Brief: Show all lines from the data that include the word "following".

(Items from a figure collection)
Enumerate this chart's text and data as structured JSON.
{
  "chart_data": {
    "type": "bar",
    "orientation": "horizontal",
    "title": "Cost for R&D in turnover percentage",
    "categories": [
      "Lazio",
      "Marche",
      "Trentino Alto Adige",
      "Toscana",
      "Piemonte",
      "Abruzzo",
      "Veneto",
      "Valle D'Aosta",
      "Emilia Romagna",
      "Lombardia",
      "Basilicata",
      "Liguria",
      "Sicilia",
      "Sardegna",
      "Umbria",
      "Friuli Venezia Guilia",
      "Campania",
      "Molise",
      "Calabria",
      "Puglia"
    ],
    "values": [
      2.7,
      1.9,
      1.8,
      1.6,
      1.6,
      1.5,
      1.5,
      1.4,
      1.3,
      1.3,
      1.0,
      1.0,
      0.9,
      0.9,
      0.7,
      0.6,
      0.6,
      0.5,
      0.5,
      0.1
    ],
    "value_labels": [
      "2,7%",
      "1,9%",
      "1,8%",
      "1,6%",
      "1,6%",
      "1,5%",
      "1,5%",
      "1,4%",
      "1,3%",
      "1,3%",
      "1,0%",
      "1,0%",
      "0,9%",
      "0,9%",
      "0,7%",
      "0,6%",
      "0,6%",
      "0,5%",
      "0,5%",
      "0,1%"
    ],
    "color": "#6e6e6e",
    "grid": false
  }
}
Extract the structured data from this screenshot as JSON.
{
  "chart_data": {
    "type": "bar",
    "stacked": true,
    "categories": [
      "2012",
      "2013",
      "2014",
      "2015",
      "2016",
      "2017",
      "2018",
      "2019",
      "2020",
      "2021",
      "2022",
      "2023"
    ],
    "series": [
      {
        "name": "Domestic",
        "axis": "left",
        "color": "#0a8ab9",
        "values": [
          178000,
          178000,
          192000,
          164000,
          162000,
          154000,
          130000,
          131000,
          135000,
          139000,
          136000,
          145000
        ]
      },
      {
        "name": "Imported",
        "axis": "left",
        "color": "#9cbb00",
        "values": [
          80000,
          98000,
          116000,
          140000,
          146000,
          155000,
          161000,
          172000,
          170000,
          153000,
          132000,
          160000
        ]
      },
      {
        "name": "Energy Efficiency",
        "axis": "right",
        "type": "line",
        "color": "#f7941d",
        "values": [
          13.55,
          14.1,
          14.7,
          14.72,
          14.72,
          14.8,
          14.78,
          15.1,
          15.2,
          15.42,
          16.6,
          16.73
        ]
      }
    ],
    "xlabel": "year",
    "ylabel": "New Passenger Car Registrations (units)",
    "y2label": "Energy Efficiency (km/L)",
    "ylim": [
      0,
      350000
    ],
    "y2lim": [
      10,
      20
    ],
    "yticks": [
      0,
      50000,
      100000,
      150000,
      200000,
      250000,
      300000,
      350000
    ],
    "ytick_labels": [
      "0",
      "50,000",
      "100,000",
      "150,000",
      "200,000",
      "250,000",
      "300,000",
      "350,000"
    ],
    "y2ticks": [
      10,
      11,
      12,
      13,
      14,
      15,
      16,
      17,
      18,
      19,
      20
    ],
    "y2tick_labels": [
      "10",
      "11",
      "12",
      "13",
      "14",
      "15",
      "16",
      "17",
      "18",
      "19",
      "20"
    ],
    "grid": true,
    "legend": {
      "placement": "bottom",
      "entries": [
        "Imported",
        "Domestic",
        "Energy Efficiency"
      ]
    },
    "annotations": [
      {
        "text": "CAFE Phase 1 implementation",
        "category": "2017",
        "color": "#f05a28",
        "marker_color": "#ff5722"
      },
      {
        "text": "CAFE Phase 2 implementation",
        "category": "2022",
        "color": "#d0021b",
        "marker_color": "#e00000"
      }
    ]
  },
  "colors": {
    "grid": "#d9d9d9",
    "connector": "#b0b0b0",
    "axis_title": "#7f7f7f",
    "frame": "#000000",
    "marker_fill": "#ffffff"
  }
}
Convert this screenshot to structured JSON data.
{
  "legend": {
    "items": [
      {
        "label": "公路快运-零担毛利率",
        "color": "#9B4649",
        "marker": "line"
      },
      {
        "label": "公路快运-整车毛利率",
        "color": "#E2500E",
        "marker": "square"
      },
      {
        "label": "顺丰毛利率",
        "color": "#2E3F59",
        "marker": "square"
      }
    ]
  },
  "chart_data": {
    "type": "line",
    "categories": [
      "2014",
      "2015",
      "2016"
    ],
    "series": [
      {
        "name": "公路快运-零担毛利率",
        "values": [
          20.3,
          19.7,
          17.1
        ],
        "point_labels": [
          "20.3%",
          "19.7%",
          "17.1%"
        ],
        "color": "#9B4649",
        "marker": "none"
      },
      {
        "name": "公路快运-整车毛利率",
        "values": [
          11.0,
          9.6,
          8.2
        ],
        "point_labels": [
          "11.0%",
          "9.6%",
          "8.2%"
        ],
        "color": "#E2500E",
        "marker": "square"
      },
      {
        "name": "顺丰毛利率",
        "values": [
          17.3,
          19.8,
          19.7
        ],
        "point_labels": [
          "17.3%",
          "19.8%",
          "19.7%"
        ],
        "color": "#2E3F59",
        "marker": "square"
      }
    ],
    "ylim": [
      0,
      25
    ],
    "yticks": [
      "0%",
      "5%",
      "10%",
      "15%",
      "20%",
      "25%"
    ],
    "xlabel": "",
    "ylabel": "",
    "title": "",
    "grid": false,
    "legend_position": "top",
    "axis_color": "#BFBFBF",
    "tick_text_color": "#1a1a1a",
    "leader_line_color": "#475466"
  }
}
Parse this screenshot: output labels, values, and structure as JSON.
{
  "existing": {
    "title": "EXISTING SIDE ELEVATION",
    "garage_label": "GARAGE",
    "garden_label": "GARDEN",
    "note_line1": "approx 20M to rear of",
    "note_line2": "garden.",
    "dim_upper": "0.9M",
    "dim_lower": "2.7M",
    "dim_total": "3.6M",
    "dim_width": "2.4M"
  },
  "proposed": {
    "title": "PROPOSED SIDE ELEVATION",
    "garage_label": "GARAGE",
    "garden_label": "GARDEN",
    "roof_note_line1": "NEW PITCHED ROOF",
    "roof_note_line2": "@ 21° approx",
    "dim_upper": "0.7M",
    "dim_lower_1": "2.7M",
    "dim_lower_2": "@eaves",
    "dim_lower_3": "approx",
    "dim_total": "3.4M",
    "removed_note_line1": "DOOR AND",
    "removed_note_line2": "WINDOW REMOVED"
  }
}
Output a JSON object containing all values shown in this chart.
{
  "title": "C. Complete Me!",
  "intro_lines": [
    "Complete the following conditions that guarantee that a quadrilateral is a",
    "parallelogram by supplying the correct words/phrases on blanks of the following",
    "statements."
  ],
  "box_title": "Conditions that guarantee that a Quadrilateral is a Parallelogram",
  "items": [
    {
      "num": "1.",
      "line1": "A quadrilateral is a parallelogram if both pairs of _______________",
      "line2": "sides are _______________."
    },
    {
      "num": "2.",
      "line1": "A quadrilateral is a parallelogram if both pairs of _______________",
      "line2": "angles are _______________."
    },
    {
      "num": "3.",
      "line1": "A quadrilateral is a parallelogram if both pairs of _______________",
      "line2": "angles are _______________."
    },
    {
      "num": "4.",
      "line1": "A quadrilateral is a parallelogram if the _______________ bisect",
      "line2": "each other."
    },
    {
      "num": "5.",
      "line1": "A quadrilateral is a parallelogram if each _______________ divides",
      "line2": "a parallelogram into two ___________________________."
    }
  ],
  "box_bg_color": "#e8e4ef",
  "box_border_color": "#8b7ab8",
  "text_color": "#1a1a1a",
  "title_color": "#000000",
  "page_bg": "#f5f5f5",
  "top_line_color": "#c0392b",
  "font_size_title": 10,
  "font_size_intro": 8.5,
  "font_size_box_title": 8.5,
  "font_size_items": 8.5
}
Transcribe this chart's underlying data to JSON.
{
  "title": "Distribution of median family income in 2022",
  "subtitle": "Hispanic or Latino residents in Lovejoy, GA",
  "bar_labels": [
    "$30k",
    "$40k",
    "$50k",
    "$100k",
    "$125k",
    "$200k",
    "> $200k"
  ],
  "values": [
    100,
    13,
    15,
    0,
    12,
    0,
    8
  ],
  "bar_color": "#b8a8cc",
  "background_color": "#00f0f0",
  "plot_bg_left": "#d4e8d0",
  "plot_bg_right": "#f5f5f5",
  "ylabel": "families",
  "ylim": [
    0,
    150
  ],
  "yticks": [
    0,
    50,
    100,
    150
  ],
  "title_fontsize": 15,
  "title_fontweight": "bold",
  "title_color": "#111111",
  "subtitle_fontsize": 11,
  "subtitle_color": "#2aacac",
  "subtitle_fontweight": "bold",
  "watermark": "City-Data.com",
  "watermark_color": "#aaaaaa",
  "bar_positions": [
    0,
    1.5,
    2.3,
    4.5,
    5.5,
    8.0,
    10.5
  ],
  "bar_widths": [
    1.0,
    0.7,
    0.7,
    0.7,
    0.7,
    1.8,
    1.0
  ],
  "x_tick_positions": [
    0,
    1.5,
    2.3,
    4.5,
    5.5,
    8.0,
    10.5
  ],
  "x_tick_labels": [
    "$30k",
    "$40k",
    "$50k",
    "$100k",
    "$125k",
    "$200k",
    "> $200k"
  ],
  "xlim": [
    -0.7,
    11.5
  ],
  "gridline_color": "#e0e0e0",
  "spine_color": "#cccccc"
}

Written answer:
    "Complete the following conditions that guarantee that a quadrilateral is a",
    "parallelogram by supplying the correct words/phrases on blanks of the following",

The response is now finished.